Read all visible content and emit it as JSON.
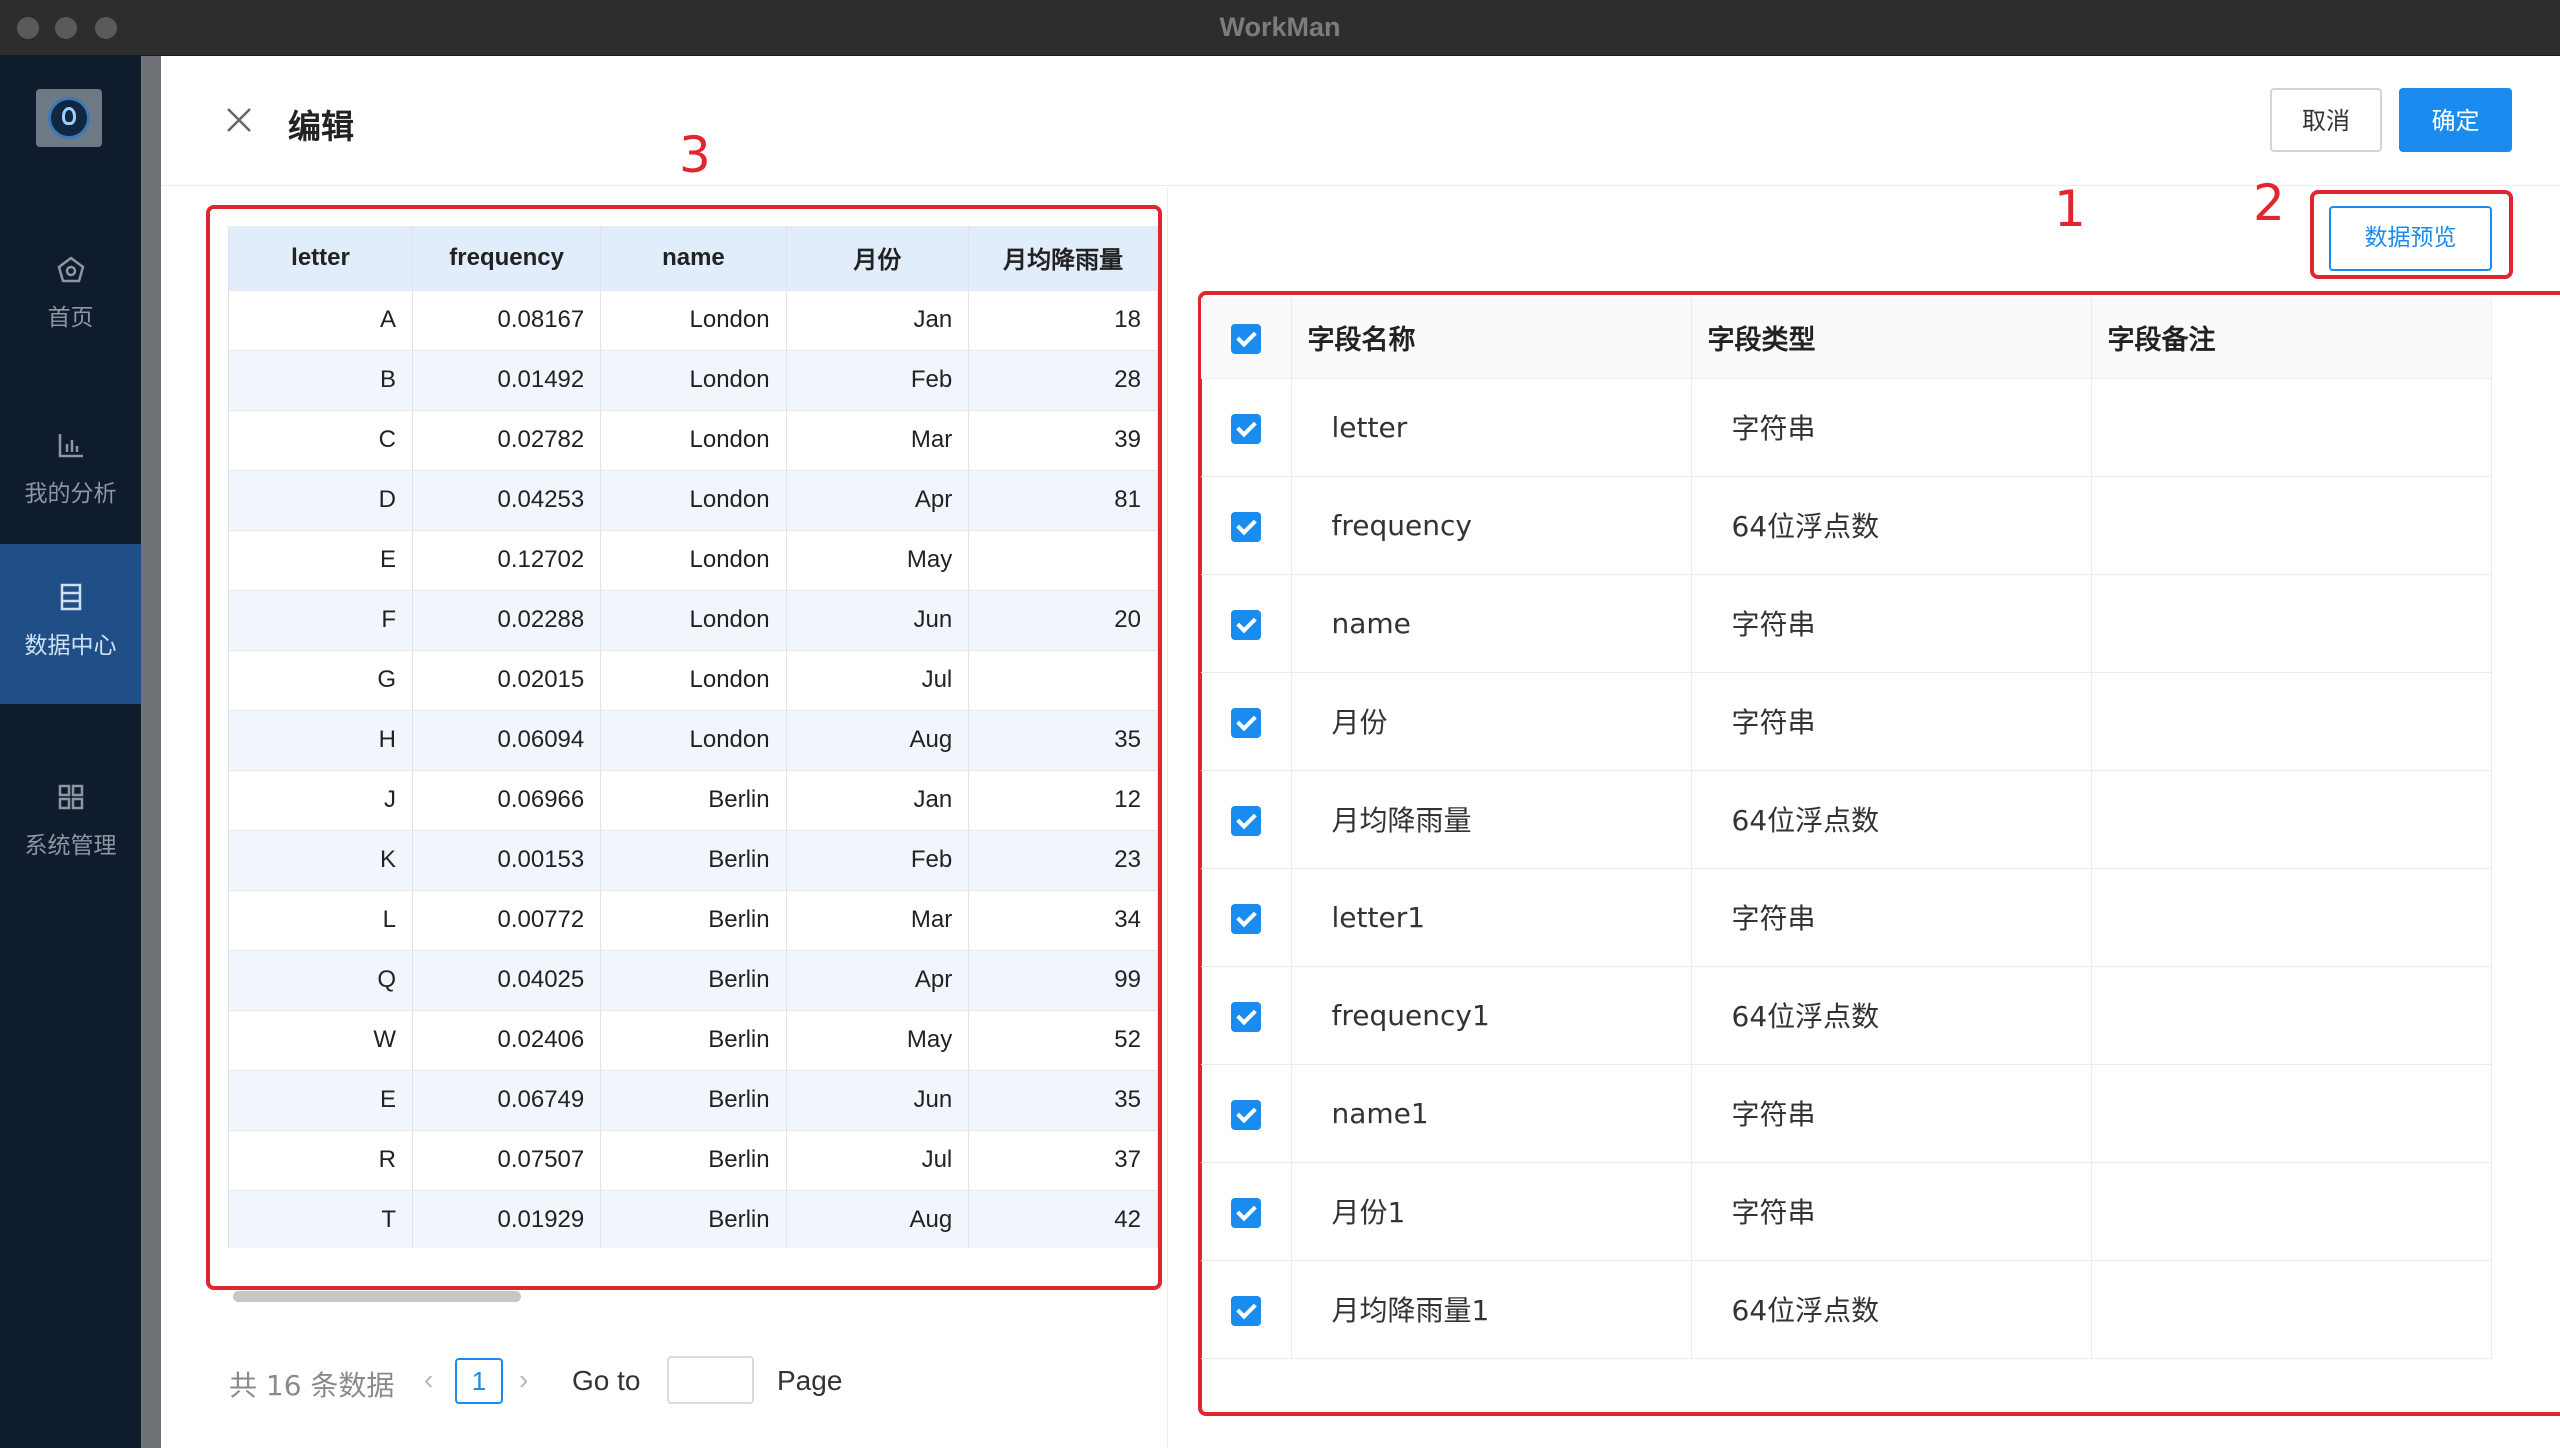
{
  "window": {
    "title": "WorkMan"
  },
  "sidebar": {
    "items": [
      {
        "label": "首页",
        "icon": "home-icon",
        "active": false
      },
      {
        "label": "我的分析",
        "icon": "bar-chart-icon",
        "active": false
      },
      {
        "label": "数据中心",
        "icon": "database-icon",
        "active": true
      },
      {
        "label": "系统管理",
        "icon": "grid-icon",
        "active": false
      }
    ]
  },
  "header": {
    "title": "编辑",
    "cancel_label": "取消",
    "confirm_label": "确定"
  },
  "annotations": {
    "n1": "1",
    "n2": "2",
    "n3": "3"
  },
  "preview": {
    "columns": [
      "letter",
      "frequency",
      "name",
      "月份",
      "月均降雨量"
    ],
    "rows": [
      [
        "A",
        "0.08167",
        "London",
        "Jan",
        "18"
      ],
      [
        "B",
        "0.01492",
        "London",
        "Feb",
        "28"
      ],
      [
        "C",
        "0.02782",
        "London",
        "Mar",
        "39"
      ],
      [
        "D",
        "0.04253",
        "London",
        "Apr",
        "81"
      ],
      [
        "E",
        "0.12702",
        "London",
        "May",
        ""
      ],
      [
        "F",
        "0.02288",
        "London",
        "Jun",
        "20"
      ],
      [
        "G",
        "0.02015",
        "London",
        "Jul",
        ""
      ],
      [
        "H",
        "0.06094",
        "London",
        "Aug",
        "35"
      ],
      [
        "J",
        "0.06966",
        "Berlin",
        "Jan",
        "12"
      ],
      [
        "K",
        "0.00153",
        "Berlin",
        "Feb",
        "23"
      ],
      [
        "L",
        "0.00772",
        "Berlin",
        "Mar",
        "34"
      ],
      [
        "Q",
        "0.04025",
        "Berlin",
        "Apr",
        "99"
      ],
      [
        "W",
        "0.02406",
        "Berlin",
        "May",
        "52"
      ],
      [
        "E",
        "0.06749",
        "Berlin",
        "Jun",
        "35"
      ],
      [
        "R",
        "0.07507",
        "Berlin",
        "Jul",
        "37"
      ],
      [
        "T",
        "0.01929",
        "Berlin",
        "Aug",
        "42"
      ]
    ]
  },
  "pager": {
    "total": "共 16 条数据",
    "prev": "‹",
    "page": "1",
    "next": "›",
    "goto": "Go to",
    "page_label": "Page",
    "goto_value": ""
  },
  "fields": {
    "preview_button": "数据预览",
    "columns": [
      "字段名称",
      "字段类型",
      "字段备注"
    ],
    "rows": [
      {
        "name": "letter",
        "type": "字符串",
        "note": ""
      },
      {
        "name": "frequency",
        "type": "64位浮点数",
        "note": ""
      },
      {
        "name": "name",
        "type": "字符串",
        "note": ""
      },
      {
        "name": "月份",
        "type": "字符串",
        "note": ""
      },
      {
        "name": "月均降雨量",
        "type": "64位浮点数",
        "note": ""
      },
      {
        "name": "letter1",
        "type": "字符串",
        "note": ""
      },
      {
        "name": "frequency1",
        "type": "64位浮点数",
        "note": ""
      },
      {
        "name": "name1",
        "type": "字符串",
        "note": ""
      },
      {
        "name": "月份1",
        "type": "字符串",
        "note": ""
      },
      {
        "name": "月均降雨量1",
        "type": "64位浮点数",
        "note": ""
      }
    ]
  },
  "colors": {
    "accent": "#1a8cf0",
    "sidebar": "#0f1c2e",
    "sidebar_active": "#1f4f86",
    "annotation": "#e0262e"
  }
}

The task:
Copy each line above precisely, dropping the pictures.

Exercise result:
Read all visible content and emit it as JSON.
{
  "window": {
    "title": "WorkMan"
  },
  "sidebar": {
    "items": [
      {
        "label": "首页",
        "icon": "home-icon",
        "active": false
      },
      {
        "label": "我的分析",
        "icon": "bar-chart-icon",
        "active": false
      },
      {
        "label": "数据中心",
        "icon": "database-icon",
        "active": true
      },
      {
        "label": "系统管理",
        "icon": "grid-icon",
        "active": false
      }
    ]
  },
  "header": {
    "title": "编辑",
    "cancel_label": "取消",
    "confirm_label": "确定"
  },
  "annotations": {
    "n1": "1",
    "n2": "2",
    "n3": "3"
  },
  "preview": {
    "columns": [
      "letter",
      "frequency",
      "name",
      "月份",
      "月均降雨量"
    ],
    "rows": [
      [
        "A",
        "0.08167",
        "London",
        "Jan",
        "18"
      ],
      [
        "B",
        "0.01492",
        "London",
        "Feb",
        "28"
      ],
      [
        "C",
        "0.02782",
        "London",
        "Mar",
        "39"
      ],
      [
        "D",
        "0.04253",
        "London",
        "Apr",
        "81"
      ],
      [
        "E",
        "0.12702",
        "London",
        "May",
        ""
      ],
      [
        "F",
        "0.02288",
        "London",
        "Jun",
        "20"
      ],
      [
        "G",
        "0.02015",
        "London",
        "Jul",
        ""
      ],
      [
        "H",
        "0.06094",
        "London",
        "Aug",
        "35"
      ],
      [
        "J",
        "0.06966",
        "Berlin",
        "Jan",
        "12"
      ],
      [
        "K",
        "0.00153",
        "Berlin",
        "Feb",
        "23"
      ],
      [
        "L",
        "0.00772",
        "Berlin",
        "Mar",
        "34"
      ],
      [
        "Q",
        "0.04025",
        "Berlin",
        "Apr",
        "99"
      ],
      [
        "W",
        "0.02406",
        "Berlin",
        "May",
        "52"
      ],
      [
        "E",
        "0.06749",
        "Berlin",
        "Jun",
        "35"
      ],
      [
        "R",
        "0.07507",
        "Berlin",
        "Jul",
        "37"
      ],
      [
        "T",
        "0.01929",
        "Berlin",
        "Aug",
        "42"
      ]
    ]
  },
  "pager": {
    "total": "共 16 条数据",
    "prev": "‹",
    "page": "1",
    "next": "›",
    "goto": "Go to",
    "page_label": "Page",
    "goto_value": ""
  },
  "fields": {
    "preview_button": "数据预览",
    "columns": [
      "字段名称",
      "字段类型",
      "字段备注"
    ],
    "rows": [
      {
        "name": "letter",
        "type": "字符串",
        "note": ""
      },
      {
        "name": "frequency",
        "type": "64位浮点数",
        "note": ""
      },
      {
        "name": "name",
        "type": "字符串",
        "note": ""
      },
      {
        "name": "月份",
        "type": "字符串",
        "note": ""
      },
      {
        "name": "月均降雨量",
        "type": "64位浮点数",
        "note": ""
      },
      {
        "name": "letter1",
        "type": "字符串",
        "note": ""
      },
      {
        "name": "frequency1",
        "type": "64位浮点数",
        "note": ""
      },
      {
        "name": "name1",
        "type": "字符串",
        "note": ""
      },
      {
        "name": "月份1",
        "type": "字符串",
        "note": ""
      },
      {
        "name": "月均降雨量1",
        "type": "64位浮点数",
        "note": ""
      }
    ]
  },
  "colors": {
    "accent": "#1a8cf0",
    "sidebar": "#0f1c2e",
    "sidebar_active": "#1f4f86",
    "annotation": "#e0262e"
  }
}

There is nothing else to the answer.